Stored data:

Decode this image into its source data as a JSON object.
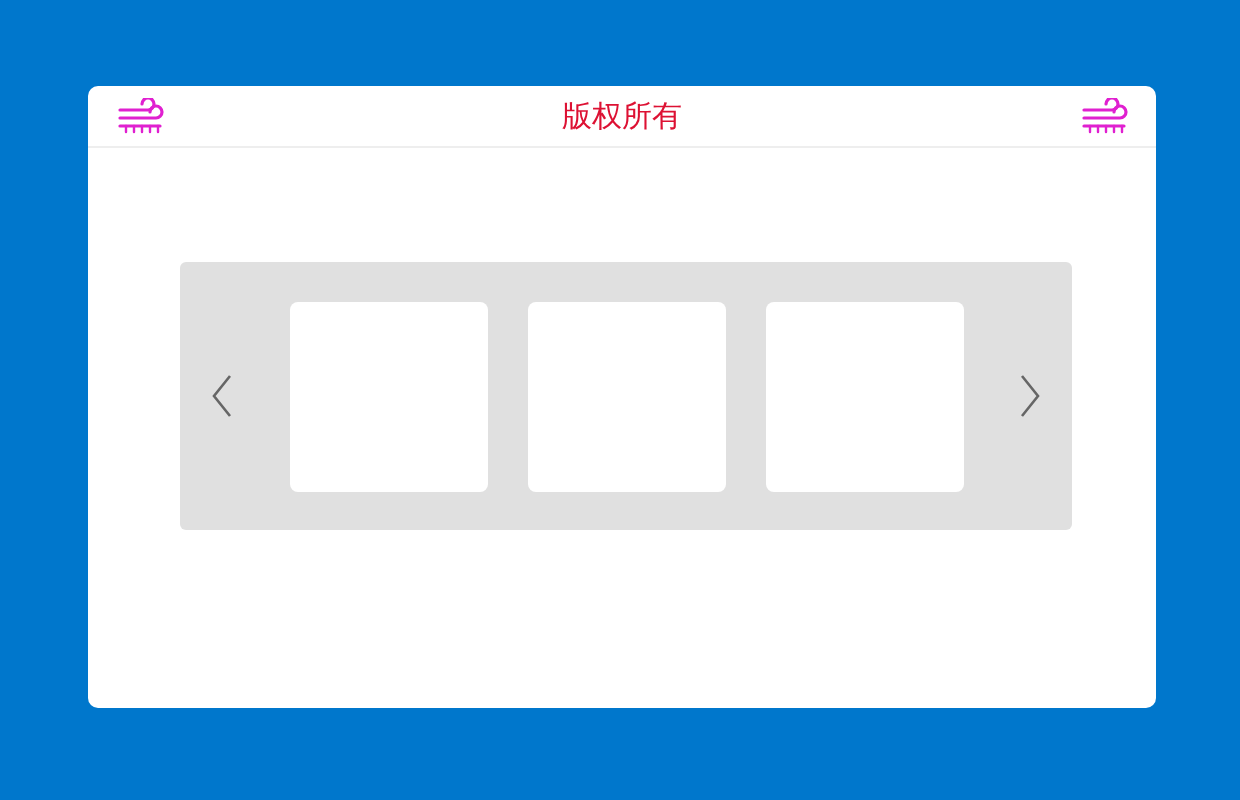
{
  "header": {
    "title": "版权所有"
  },
  "carousel": {
    "slides": [
      {
        "kind": "blank"
      },
      {
        "kind": "blank"
      },
      {
        "kind": "blank"
      }
    ]
  }
}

Your objective —
Every record above should be written out again exactly; the pictures stay out of the copy.

Final result —
Decode this image into its source data as a JSON object.
{
  "header": {
    "title": "版权所有"
  },
  "carousel": {
    "slides": [
      {
        "kind": "blank"
      },
      {
        "kind": "blank"
      },
      {
        "kind": "blank"
      }
    ]
  }
}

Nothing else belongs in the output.